**Directions for this task**. Examine the entries and show every line in which the word "wybudowane" is found.

Source records

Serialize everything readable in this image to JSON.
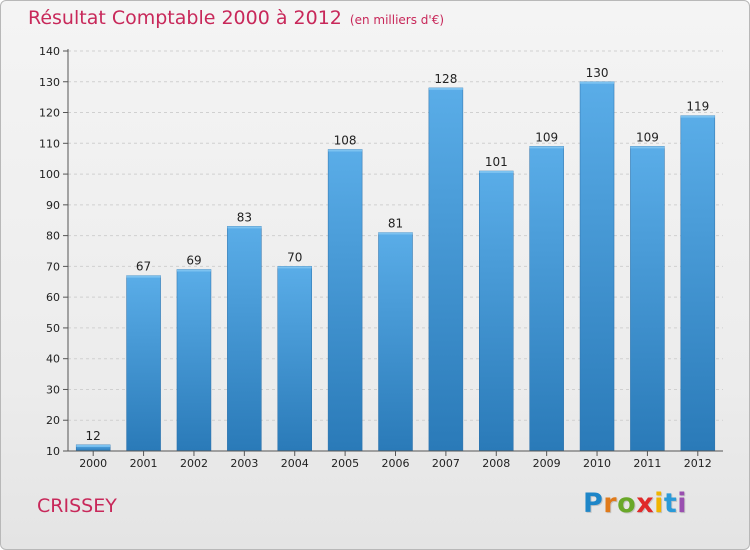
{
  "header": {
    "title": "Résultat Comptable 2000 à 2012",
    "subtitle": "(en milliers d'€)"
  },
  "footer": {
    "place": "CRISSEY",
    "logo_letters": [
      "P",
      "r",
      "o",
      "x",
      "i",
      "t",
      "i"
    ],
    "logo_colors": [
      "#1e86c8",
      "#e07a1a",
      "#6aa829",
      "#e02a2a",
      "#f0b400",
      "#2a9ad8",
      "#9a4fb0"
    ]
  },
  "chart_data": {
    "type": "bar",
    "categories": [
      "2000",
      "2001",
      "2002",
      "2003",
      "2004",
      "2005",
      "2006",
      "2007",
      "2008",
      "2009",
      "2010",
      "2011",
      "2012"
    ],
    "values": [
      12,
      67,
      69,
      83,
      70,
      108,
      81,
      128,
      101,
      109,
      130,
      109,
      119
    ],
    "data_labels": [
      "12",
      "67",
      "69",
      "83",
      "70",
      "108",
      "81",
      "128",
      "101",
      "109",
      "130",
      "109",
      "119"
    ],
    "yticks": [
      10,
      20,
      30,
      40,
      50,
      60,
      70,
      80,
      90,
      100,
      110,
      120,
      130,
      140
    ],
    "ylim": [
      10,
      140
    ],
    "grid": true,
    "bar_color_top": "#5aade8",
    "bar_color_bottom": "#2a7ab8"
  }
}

---

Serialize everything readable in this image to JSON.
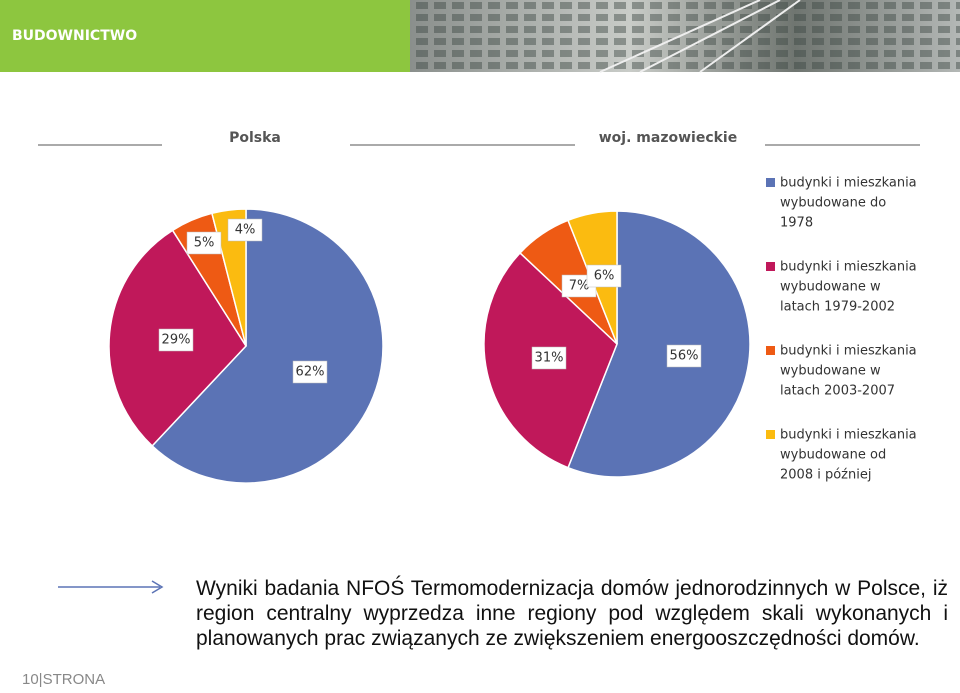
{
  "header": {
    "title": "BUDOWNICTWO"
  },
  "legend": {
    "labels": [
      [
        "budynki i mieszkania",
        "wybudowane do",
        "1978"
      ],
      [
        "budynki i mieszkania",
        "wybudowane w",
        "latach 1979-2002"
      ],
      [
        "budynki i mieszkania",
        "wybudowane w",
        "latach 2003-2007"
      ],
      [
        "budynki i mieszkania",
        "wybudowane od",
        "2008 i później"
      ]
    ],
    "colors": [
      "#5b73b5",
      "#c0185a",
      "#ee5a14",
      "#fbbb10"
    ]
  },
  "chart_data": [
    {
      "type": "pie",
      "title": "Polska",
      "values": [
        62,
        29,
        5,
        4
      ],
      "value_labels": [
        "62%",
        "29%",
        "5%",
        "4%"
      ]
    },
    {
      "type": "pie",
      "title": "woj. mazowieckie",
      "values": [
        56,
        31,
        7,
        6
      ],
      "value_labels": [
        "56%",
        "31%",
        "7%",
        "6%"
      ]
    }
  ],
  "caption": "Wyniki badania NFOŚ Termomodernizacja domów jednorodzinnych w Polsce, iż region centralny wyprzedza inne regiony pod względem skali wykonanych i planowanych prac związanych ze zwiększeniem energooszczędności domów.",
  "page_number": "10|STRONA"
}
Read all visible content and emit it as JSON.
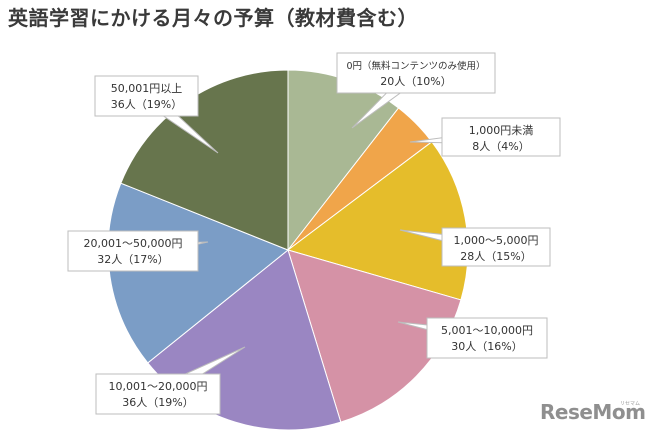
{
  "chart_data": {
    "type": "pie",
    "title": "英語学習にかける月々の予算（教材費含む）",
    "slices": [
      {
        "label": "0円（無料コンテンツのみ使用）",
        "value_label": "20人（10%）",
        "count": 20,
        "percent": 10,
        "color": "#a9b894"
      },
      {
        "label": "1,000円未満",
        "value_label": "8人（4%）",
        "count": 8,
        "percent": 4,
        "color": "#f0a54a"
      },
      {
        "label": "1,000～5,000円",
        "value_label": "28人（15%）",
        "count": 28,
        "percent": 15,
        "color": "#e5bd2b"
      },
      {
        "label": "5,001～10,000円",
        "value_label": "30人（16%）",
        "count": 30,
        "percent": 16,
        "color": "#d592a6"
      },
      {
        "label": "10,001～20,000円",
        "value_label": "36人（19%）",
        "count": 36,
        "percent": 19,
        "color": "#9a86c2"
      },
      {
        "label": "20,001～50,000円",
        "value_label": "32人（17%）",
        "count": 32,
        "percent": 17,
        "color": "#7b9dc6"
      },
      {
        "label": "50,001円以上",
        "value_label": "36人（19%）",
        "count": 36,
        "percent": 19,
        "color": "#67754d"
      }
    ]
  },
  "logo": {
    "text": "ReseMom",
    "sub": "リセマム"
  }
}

**Answer to the exercise**.
        "wybudowane do",
        "wybudowane w",
        "wybudowane w",
        "wybudowane od",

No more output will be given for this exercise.